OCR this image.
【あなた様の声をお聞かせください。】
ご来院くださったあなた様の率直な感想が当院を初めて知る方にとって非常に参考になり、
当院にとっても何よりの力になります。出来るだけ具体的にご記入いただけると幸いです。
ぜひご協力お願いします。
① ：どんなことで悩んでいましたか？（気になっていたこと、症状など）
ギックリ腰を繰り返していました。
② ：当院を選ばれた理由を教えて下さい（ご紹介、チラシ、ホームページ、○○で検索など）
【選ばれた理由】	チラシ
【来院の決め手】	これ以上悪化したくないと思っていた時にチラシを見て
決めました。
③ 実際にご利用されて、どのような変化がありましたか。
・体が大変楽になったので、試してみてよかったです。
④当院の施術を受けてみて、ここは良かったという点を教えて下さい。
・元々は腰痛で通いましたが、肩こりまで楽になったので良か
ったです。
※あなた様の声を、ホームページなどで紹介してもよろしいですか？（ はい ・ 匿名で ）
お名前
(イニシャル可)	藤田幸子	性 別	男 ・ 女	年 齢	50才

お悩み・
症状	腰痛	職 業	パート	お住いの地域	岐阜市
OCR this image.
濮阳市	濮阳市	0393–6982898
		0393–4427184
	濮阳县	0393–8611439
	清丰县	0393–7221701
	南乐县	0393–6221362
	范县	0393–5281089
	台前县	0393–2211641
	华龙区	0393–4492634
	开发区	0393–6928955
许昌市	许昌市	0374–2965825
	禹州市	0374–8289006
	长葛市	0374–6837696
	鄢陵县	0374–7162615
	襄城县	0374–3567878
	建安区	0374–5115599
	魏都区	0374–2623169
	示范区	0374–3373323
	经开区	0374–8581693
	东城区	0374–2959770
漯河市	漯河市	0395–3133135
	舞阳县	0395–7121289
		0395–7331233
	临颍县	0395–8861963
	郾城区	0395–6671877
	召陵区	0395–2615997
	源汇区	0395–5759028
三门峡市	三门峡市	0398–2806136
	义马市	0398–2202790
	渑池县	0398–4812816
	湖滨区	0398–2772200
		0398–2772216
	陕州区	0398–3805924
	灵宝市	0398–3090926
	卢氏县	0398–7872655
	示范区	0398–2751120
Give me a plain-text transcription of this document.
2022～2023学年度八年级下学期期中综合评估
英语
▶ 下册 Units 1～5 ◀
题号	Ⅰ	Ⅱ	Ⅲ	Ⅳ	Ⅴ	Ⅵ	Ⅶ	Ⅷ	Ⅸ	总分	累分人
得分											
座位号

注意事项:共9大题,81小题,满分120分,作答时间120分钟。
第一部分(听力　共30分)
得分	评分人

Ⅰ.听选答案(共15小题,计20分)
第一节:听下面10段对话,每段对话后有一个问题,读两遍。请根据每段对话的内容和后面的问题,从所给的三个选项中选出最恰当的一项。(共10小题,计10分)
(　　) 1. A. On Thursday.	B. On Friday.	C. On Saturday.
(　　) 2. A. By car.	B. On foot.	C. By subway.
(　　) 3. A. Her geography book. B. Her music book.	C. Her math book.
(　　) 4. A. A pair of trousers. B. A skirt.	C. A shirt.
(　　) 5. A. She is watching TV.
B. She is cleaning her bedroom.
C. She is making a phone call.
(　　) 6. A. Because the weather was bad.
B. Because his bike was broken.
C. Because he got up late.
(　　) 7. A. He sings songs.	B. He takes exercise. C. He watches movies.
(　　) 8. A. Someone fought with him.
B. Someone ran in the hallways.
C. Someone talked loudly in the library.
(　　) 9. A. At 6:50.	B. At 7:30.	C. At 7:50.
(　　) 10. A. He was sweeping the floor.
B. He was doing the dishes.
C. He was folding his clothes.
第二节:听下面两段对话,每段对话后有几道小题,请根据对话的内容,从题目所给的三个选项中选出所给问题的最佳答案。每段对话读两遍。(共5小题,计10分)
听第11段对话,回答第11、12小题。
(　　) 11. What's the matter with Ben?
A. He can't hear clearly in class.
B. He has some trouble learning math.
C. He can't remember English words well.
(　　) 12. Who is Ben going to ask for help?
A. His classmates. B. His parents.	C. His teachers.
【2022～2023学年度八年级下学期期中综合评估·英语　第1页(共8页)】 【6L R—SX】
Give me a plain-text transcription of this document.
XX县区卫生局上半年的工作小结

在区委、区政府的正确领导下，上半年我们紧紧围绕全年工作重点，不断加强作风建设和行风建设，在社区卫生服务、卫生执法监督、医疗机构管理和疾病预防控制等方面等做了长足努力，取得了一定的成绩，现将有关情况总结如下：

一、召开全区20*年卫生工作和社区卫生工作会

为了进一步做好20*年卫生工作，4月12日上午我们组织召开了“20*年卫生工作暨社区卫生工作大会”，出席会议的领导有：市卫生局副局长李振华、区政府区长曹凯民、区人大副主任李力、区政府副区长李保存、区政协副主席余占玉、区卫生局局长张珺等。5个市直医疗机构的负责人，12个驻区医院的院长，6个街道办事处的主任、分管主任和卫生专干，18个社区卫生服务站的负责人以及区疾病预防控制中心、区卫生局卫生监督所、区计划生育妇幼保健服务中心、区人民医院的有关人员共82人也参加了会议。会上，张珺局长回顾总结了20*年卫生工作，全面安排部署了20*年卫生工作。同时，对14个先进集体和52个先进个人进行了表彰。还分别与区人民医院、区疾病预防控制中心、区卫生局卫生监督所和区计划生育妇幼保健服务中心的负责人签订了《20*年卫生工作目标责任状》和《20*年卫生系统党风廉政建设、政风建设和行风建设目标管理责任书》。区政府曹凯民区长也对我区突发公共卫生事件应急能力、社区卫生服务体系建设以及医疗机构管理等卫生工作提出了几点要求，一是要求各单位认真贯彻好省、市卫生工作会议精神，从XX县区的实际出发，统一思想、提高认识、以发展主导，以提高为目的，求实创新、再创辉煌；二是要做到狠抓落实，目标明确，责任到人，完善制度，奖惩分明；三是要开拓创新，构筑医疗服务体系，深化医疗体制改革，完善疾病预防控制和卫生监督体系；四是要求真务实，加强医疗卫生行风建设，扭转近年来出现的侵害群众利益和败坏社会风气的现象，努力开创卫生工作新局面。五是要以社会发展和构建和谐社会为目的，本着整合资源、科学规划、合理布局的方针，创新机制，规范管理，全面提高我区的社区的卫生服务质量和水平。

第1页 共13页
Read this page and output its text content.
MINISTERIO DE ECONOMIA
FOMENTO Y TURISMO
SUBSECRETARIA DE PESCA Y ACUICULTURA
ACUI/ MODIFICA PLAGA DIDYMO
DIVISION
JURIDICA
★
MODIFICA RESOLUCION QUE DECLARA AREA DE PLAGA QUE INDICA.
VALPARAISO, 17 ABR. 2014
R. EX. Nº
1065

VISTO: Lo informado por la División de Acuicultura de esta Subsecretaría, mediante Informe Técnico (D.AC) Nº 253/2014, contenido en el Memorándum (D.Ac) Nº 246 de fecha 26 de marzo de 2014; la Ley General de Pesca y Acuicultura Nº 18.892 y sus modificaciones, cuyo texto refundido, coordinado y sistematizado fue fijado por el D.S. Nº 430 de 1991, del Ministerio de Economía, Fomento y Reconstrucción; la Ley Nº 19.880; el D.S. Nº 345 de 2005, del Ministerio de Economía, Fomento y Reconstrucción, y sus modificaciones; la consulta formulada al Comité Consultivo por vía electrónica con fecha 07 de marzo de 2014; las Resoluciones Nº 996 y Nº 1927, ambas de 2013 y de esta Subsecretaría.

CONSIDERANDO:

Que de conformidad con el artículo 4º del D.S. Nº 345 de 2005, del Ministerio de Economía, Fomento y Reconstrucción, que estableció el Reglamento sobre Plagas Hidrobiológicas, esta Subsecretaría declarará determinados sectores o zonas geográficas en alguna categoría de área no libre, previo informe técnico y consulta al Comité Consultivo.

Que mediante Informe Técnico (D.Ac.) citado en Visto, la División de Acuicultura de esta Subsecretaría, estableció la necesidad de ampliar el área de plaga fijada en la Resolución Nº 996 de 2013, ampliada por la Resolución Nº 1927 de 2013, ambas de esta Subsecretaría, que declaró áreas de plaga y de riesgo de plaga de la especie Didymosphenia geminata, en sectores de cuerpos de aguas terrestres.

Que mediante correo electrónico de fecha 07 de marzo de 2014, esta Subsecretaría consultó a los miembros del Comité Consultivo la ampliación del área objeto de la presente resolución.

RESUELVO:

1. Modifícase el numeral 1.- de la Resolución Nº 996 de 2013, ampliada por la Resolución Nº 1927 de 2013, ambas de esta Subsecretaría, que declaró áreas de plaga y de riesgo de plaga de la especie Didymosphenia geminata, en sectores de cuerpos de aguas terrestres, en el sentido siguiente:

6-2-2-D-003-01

• • •

* [WRITTEN REQUEST]
Return only the number of lines in the entries that contain the string "with".

* [WRITTEN ANSWER]
2